------ Given data

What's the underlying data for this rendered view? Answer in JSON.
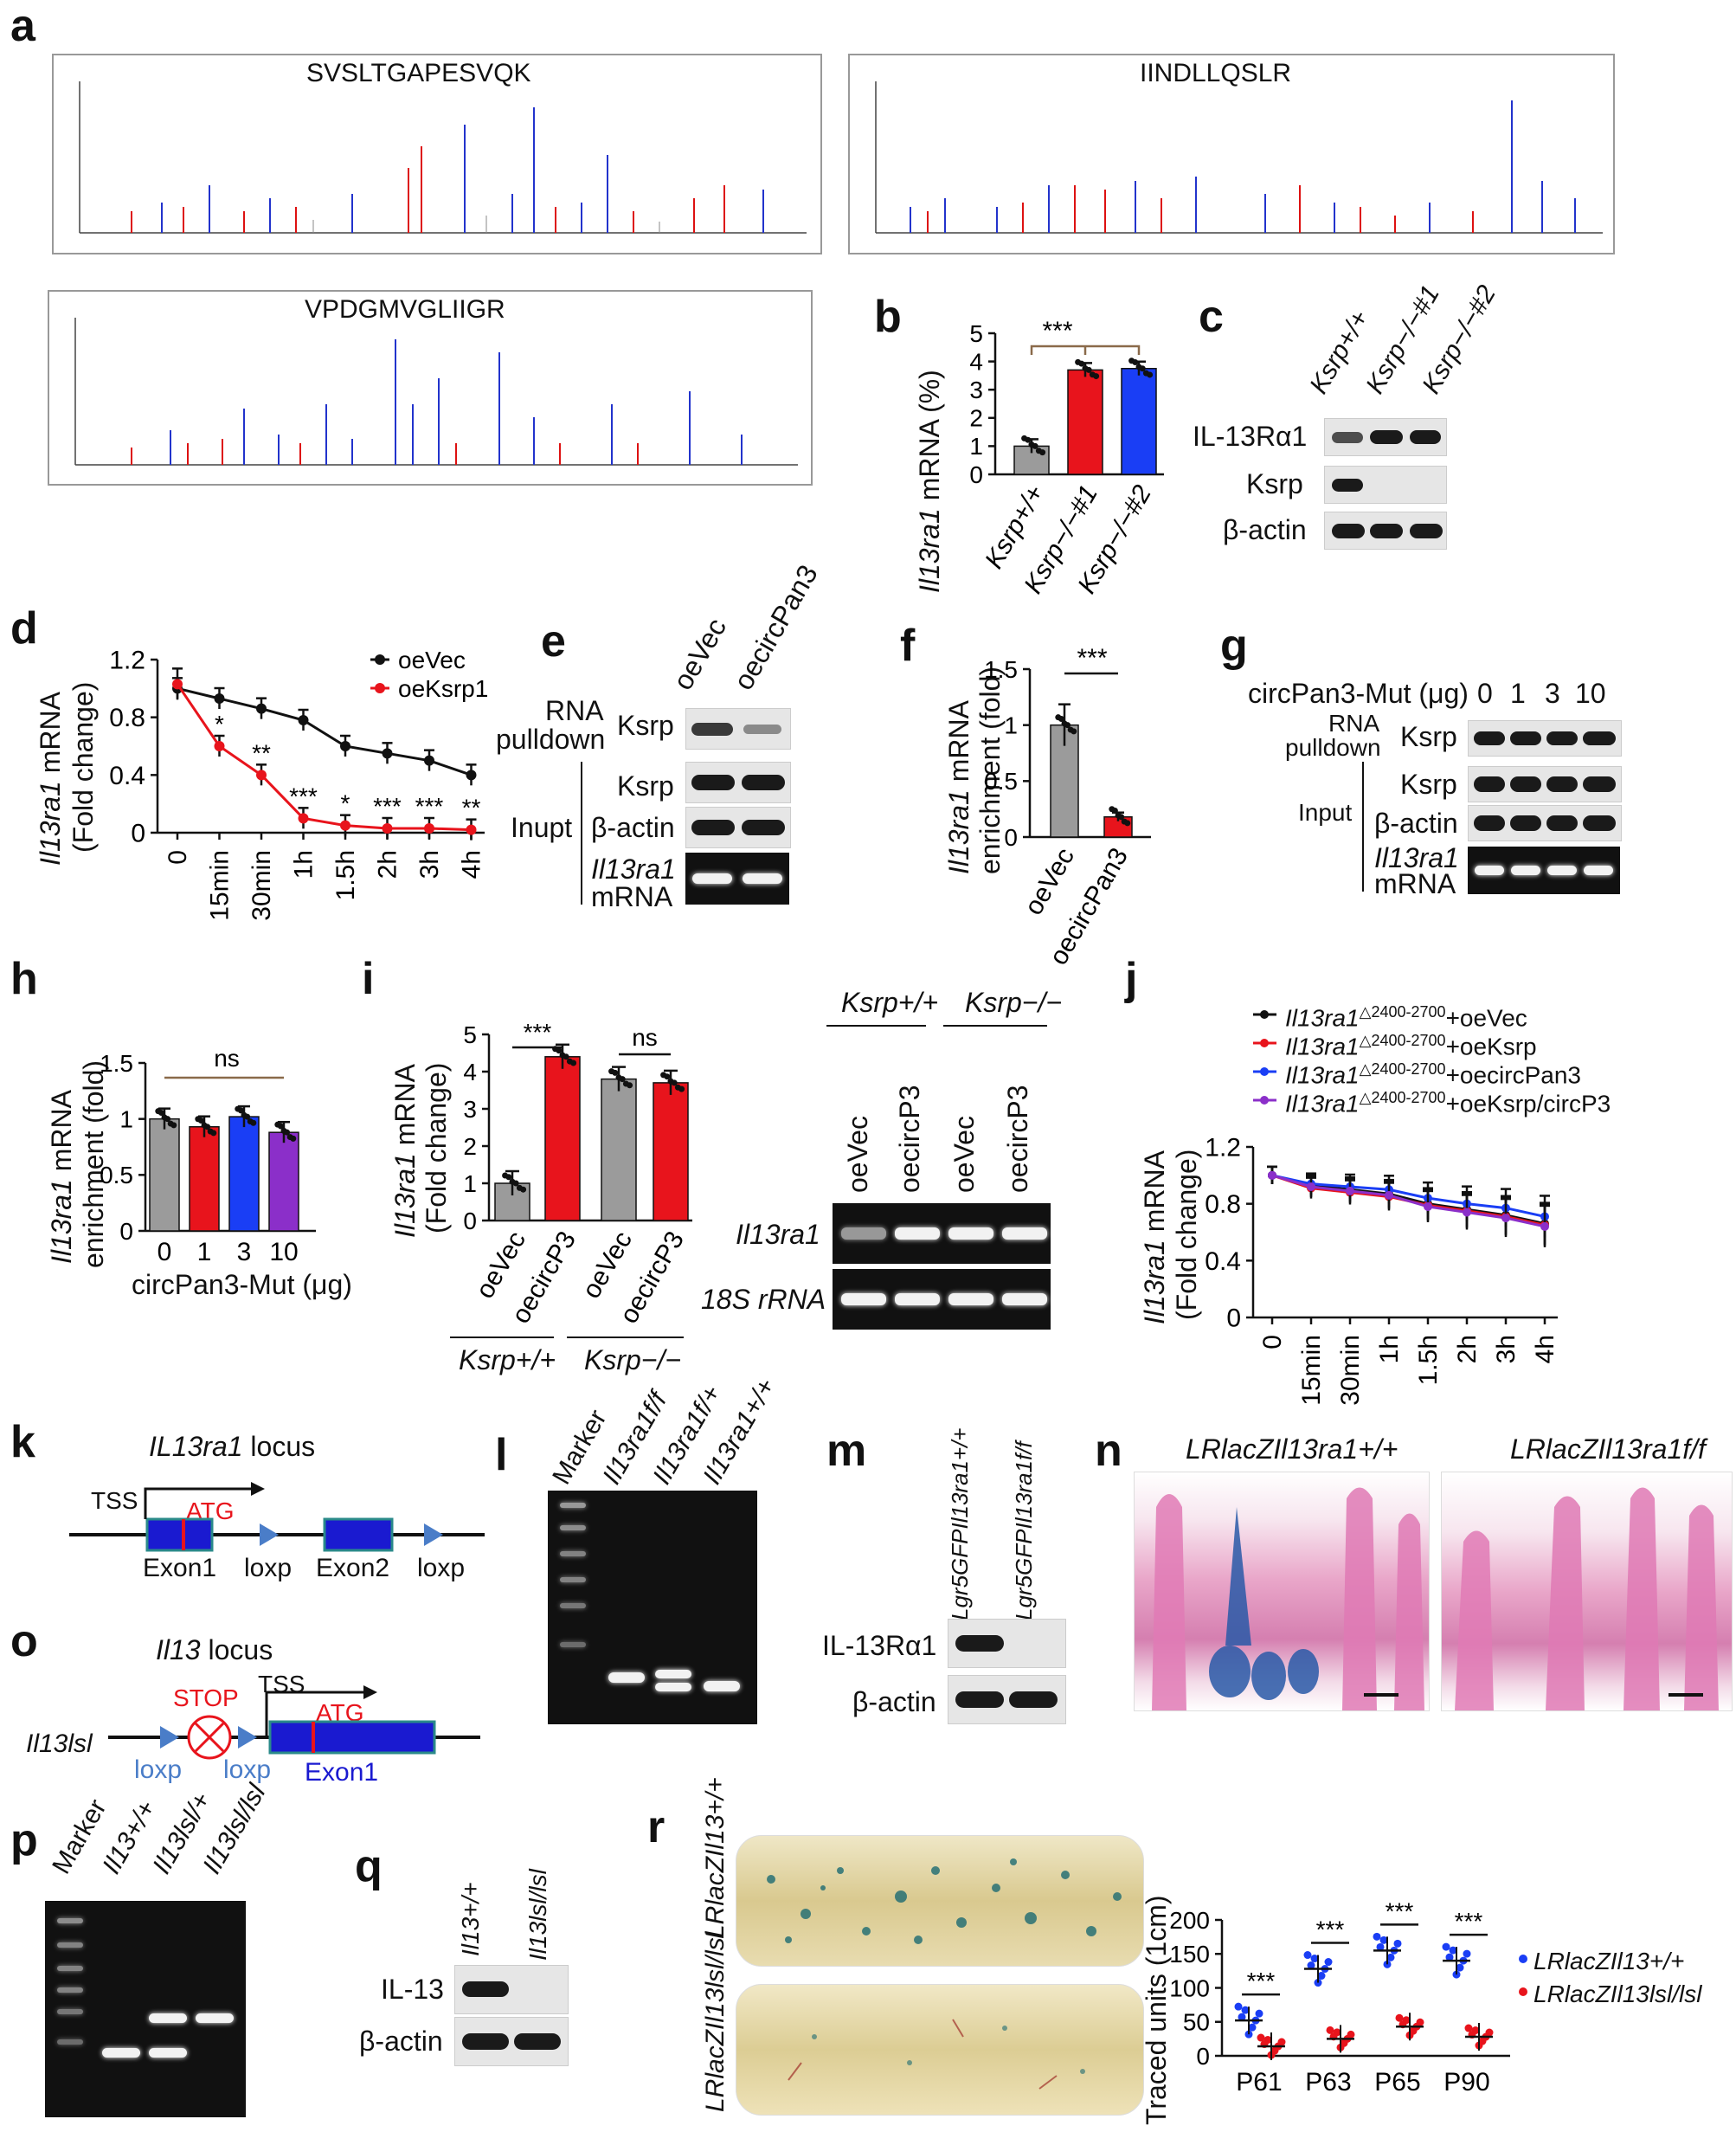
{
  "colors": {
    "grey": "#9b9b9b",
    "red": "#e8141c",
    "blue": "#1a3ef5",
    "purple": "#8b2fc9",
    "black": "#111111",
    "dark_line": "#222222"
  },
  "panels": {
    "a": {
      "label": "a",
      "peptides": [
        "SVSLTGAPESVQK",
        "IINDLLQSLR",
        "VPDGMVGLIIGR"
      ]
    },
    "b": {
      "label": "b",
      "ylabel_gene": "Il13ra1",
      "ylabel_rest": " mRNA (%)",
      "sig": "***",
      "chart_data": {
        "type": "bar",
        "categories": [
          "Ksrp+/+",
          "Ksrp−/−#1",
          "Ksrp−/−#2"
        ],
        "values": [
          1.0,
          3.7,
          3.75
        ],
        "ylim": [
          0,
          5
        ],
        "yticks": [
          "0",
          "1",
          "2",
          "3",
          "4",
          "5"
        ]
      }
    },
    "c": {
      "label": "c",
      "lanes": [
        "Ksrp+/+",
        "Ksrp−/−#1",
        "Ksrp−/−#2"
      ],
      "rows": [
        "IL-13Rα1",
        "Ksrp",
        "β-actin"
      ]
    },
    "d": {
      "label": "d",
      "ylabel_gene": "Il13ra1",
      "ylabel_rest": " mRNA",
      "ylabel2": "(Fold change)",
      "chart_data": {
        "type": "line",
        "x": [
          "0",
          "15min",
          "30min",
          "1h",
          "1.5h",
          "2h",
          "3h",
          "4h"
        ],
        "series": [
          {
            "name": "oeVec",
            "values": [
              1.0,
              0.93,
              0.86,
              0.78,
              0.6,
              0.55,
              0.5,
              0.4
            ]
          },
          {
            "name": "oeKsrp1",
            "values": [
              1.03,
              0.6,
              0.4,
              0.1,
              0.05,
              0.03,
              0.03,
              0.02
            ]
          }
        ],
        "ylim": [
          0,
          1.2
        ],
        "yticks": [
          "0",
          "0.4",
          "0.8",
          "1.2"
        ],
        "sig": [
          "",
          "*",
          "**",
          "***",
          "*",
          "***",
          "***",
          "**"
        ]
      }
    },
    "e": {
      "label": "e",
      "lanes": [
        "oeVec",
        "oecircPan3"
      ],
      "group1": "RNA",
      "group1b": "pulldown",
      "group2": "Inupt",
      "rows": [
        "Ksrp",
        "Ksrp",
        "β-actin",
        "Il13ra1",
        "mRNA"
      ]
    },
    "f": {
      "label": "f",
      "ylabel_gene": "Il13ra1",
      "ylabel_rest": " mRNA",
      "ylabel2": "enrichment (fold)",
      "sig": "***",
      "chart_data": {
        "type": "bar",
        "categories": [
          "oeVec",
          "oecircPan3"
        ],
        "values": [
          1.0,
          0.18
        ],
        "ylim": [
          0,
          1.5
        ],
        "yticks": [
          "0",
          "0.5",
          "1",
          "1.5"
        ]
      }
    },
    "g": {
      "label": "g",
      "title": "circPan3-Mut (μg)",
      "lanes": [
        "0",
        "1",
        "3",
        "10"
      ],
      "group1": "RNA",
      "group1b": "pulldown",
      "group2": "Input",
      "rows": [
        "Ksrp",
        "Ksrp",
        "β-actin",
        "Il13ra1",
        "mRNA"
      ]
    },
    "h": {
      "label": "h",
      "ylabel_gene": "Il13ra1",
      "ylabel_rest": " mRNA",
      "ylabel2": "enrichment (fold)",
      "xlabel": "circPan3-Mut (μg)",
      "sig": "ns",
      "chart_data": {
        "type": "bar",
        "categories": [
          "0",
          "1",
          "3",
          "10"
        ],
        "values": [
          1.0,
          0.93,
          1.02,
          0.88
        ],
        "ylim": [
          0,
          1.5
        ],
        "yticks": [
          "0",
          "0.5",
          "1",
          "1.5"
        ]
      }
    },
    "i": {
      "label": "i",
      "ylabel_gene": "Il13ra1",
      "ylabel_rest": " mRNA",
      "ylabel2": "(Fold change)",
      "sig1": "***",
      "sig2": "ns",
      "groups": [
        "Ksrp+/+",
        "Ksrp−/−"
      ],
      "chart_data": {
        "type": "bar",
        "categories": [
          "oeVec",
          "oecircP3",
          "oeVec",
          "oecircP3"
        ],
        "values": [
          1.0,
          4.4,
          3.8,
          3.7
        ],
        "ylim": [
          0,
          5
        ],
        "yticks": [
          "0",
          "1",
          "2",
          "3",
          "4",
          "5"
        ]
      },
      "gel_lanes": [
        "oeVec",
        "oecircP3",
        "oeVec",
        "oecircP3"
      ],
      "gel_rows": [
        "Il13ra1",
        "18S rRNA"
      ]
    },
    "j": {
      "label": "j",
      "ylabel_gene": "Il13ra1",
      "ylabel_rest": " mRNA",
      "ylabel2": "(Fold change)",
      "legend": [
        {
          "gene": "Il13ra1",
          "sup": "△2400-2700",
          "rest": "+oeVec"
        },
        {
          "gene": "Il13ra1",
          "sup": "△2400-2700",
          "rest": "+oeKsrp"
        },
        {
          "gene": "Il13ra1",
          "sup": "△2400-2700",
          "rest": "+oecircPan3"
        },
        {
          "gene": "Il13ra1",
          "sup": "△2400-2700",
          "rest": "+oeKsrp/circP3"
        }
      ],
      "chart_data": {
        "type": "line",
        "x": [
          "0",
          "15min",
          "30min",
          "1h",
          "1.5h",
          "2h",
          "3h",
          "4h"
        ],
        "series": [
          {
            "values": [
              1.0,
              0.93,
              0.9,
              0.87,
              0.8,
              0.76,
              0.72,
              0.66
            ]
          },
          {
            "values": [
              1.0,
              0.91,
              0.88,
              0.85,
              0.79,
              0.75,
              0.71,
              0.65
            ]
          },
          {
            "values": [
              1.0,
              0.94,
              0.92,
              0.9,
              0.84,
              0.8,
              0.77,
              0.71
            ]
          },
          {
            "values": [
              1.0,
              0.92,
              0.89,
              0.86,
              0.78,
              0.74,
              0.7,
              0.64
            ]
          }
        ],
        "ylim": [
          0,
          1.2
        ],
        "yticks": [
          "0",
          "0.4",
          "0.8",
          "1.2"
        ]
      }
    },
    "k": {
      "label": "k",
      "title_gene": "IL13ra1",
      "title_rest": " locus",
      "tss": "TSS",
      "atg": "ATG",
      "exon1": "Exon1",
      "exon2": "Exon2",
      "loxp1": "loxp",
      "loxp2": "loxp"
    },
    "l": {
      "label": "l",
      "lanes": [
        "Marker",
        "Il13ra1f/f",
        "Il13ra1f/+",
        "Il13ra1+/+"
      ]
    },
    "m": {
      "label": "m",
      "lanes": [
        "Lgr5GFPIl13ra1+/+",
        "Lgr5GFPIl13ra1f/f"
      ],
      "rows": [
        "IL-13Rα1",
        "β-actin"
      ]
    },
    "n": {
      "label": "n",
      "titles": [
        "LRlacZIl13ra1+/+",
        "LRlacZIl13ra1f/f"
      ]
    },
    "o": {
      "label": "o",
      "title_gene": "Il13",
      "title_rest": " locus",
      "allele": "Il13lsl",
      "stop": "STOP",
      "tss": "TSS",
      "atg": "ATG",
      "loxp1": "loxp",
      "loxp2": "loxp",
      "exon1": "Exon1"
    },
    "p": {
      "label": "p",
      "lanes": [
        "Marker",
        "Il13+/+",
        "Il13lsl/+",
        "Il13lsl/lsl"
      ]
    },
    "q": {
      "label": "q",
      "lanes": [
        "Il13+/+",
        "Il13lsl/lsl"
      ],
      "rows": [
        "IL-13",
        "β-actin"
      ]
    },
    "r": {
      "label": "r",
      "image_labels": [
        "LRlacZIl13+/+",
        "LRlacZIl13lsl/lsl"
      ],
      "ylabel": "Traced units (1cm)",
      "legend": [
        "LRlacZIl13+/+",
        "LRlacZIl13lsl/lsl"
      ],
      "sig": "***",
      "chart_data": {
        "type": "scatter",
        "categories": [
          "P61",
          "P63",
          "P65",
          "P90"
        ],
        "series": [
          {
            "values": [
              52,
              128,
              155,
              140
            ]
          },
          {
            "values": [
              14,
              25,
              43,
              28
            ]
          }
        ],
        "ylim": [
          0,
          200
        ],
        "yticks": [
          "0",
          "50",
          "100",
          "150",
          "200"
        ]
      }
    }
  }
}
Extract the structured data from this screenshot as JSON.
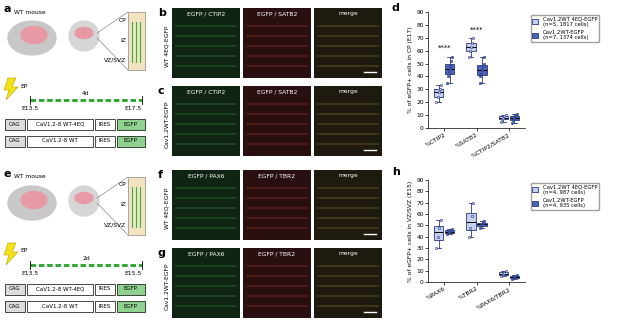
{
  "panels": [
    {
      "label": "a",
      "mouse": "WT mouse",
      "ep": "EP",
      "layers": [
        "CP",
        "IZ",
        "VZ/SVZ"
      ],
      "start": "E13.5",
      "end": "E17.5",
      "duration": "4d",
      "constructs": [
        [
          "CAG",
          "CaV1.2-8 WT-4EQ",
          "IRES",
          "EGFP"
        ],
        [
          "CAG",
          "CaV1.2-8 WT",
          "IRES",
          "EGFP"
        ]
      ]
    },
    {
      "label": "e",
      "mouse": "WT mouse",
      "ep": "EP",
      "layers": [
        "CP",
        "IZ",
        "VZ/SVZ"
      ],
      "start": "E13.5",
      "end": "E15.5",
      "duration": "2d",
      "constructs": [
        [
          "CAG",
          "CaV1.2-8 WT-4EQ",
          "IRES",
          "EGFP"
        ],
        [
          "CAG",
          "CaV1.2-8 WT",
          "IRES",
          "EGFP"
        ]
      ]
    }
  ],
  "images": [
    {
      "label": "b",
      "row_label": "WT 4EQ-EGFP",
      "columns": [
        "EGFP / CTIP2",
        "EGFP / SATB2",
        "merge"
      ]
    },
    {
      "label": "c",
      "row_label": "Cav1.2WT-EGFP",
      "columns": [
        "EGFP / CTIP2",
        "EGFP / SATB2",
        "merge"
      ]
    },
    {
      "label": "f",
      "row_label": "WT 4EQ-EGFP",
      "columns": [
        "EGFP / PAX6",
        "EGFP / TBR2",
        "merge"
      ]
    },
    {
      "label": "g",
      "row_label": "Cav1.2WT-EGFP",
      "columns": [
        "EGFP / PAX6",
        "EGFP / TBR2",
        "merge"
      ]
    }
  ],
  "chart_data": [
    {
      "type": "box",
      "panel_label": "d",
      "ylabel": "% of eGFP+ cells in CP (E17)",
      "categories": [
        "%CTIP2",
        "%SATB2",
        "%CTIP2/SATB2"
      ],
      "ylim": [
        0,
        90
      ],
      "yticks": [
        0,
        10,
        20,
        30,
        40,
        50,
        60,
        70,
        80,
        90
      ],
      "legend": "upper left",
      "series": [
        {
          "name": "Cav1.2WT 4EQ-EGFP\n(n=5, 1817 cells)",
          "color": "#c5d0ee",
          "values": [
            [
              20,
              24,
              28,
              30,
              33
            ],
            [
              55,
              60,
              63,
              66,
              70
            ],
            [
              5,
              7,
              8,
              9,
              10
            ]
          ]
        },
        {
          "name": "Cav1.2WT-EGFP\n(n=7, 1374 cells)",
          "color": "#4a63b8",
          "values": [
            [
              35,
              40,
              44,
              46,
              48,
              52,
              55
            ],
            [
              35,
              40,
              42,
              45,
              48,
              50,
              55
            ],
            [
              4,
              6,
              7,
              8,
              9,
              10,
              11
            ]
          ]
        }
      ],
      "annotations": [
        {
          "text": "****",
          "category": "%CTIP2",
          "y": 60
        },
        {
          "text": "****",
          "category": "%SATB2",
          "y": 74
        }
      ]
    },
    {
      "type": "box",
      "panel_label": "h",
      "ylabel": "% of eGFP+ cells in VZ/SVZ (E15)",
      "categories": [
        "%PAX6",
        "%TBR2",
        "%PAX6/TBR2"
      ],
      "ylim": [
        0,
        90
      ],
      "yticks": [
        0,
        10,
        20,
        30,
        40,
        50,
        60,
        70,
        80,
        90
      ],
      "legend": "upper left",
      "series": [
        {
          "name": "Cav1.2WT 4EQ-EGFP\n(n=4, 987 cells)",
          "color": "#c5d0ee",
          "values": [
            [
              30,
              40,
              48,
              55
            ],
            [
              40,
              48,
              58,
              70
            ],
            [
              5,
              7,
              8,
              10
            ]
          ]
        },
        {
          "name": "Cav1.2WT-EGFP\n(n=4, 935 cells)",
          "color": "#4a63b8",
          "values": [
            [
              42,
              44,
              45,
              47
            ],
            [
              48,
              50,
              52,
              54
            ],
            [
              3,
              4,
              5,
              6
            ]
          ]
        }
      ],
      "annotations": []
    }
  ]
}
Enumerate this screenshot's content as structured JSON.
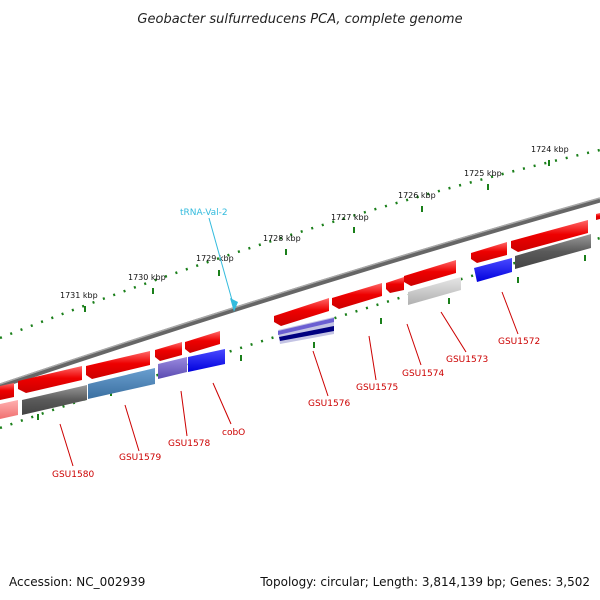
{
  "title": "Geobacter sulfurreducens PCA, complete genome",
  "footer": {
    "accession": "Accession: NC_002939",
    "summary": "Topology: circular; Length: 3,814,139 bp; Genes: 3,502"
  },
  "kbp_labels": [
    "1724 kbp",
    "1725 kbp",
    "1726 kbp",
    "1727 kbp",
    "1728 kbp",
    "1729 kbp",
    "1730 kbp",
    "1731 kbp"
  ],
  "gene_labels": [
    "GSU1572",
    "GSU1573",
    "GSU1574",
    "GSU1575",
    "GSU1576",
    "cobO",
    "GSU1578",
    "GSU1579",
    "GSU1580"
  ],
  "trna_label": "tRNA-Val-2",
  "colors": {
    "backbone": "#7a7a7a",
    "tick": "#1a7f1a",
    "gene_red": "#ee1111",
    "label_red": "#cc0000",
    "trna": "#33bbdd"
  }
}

------------

Description of the task → Which lines of the data contain the word "structured"? Copy each one.

Answer section →
Extract the structured data from this screenshot as JSON.
Enumerate this screenshot's content as structured JSON.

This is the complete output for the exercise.